=== WHAT IS BEING ASKED ===
Copy each line below that includes "this".

=== MATERIAL SHOWN ===

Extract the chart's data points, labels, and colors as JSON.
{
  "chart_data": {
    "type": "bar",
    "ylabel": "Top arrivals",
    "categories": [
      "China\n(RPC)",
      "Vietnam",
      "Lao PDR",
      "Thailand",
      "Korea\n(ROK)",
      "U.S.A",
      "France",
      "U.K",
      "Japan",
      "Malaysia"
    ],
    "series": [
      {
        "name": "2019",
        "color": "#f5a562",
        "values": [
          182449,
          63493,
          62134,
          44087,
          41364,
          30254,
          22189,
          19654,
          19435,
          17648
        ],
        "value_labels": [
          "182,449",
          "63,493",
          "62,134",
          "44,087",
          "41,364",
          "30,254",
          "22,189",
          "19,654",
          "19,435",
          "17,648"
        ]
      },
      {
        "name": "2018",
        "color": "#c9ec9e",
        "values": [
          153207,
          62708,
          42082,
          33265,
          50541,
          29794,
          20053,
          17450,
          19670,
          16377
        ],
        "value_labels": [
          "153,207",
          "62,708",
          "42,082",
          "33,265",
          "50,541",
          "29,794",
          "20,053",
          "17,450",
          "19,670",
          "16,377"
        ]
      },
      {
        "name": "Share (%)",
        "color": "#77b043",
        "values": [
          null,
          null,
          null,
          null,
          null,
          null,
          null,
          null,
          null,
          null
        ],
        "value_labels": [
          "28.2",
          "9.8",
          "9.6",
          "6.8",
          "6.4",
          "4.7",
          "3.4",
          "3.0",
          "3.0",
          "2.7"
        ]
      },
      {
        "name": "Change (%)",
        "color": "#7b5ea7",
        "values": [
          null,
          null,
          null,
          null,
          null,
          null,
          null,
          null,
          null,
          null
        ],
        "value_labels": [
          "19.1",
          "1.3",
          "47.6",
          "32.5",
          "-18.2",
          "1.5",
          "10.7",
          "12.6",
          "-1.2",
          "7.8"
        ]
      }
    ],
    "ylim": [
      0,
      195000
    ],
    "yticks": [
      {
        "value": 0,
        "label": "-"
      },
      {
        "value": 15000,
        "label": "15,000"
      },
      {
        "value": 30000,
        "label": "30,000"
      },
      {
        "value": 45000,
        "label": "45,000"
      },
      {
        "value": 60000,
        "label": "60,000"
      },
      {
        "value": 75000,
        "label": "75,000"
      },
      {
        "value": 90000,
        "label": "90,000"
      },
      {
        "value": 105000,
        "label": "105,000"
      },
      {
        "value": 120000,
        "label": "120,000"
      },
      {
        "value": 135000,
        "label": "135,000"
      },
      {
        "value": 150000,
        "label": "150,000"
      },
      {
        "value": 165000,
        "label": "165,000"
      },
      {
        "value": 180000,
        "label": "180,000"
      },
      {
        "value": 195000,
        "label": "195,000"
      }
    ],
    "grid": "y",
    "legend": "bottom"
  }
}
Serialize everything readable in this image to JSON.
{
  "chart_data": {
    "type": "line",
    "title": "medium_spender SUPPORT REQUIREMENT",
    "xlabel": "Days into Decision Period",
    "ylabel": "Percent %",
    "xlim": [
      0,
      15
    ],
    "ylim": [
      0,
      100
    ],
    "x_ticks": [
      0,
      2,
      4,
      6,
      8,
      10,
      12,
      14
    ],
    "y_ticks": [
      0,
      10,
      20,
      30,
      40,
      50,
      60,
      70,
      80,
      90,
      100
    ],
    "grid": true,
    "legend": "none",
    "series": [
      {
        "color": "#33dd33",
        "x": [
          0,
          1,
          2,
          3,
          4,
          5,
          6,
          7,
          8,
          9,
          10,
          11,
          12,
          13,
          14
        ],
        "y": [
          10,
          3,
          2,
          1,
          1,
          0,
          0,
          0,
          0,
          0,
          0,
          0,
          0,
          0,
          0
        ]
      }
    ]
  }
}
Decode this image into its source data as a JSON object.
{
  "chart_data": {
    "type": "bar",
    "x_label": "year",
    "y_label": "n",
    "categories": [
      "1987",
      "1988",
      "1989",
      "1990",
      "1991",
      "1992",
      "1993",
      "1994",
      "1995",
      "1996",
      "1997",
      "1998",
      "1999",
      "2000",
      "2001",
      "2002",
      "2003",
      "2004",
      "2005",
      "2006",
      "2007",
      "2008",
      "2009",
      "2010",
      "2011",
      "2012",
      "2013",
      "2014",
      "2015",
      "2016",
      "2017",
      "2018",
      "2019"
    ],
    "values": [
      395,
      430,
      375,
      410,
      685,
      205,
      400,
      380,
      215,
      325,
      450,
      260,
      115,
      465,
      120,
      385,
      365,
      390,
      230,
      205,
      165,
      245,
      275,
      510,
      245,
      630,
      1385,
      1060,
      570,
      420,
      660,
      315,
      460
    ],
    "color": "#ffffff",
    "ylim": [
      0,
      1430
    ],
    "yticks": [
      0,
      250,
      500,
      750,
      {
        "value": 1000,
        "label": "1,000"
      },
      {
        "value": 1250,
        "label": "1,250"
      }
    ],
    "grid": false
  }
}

=== REPLY TO THE TASK ===
Serialize everything readable in this image to JSON.
Decode this image into its source data as a JSON object.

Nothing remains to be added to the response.